Items:
+ + + + + + +

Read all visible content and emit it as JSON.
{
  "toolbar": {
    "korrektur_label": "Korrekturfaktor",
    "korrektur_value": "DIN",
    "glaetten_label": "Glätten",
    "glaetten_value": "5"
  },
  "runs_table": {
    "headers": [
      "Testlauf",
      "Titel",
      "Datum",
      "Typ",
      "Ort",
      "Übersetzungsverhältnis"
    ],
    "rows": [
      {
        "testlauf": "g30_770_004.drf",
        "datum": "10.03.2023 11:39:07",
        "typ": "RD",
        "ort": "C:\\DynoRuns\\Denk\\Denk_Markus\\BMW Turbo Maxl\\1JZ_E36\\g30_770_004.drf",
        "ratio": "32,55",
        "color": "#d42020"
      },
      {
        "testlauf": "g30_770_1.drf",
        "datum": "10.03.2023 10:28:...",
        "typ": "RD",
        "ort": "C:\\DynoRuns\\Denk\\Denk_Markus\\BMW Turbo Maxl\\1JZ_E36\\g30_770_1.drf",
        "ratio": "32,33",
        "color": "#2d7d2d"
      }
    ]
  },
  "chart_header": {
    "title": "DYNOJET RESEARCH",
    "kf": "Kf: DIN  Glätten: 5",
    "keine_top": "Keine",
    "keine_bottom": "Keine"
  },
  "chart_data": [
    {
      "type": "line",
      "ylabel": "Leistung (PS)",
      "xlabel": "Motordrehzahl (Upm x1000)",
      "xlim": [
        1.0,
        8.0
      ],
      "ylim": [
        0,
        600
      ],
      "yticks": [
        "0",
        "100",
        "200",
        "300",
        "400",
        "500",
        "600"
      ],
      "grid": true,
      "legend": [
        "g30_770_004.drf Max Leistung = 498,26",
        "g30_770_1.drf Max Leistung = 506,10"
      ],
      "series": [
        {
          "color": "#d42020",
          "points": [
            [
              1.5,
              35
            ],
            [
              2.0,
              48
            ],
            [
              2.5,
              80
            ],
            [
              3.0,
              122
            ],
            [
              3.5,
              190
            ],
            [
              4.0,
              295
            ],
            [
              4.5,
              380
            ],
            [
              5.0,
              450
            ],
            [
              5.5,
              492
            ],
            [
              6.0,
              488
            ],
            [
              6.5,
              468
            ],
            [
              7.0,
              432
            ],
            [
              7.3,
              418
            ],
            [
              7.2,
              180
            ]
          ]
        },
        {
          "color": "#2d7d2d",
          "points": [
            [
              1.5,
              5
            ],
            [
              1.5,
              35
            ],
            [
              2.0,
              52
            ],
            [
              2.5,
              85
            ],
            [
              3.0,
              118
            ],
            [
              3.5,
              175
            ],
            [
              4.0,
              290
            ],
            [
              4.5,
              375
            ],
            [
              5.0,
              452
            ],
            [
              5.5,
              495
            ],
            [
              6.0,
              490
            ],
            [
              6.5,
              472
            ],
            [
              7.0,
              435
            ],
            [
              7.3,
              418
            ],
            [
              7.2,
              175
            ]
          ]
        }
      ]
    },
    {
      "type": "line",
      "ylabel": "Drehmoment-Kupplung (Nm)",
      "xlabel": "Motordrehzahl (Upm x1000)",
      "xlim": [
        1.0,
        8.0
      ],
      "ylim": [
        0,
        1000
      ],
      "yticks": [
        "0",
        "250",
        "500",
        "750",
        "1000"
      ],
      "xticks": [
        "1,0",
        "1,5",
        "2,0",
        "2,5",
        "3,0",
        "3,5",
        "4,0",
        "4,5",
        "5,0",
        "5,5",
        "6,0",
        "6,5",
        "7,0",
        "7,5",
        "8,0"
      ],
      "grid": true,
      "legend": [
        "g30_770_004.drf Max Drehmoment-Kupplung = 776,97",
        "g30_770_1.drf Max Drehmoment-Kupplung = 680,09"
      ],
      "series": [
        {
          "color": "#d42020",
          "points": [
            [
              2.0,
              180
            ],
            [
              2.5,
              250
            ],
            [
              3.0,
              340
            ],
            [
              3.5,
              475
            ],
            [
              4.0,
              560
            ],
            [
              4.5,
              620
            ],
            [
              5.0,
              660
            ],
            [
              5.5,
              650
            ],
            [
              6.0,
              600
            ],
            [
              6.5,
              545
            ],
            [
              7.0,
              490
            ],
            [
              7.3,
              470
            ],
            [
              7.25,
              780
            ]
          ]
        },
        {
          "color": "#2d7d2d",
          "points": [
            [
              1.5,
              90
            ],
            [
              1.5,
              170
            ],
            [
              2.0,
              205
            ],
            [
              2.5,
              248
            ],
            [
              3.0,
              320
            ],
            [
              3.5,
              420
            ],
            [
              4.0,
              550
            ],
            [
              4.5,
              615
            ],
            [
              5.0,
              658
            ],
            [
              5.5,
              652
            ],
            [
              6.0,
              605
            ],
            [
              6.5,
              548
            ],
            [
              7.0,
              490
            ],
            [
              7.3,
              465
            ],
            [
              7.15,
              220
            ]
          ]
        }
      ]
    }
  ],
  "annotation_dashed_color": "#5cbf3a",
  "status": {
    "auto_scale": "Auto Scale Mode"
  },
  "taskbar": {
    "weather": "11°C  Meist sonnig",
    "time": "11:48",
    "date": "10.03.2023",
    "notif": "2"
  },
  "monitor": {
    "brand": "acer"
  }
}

+ + + + + + +

Directive: Where a line above contains the word "Kupplung", copy that line.

Task response:
      "ylabel": "Drehmoment-Kupplung (Nm)",
        "g30_770_004.drf Max Drehmoment-Kupplung = 776,97",
        "g30_770_1.drf Max Drehmoment-Kupplung = 680,09"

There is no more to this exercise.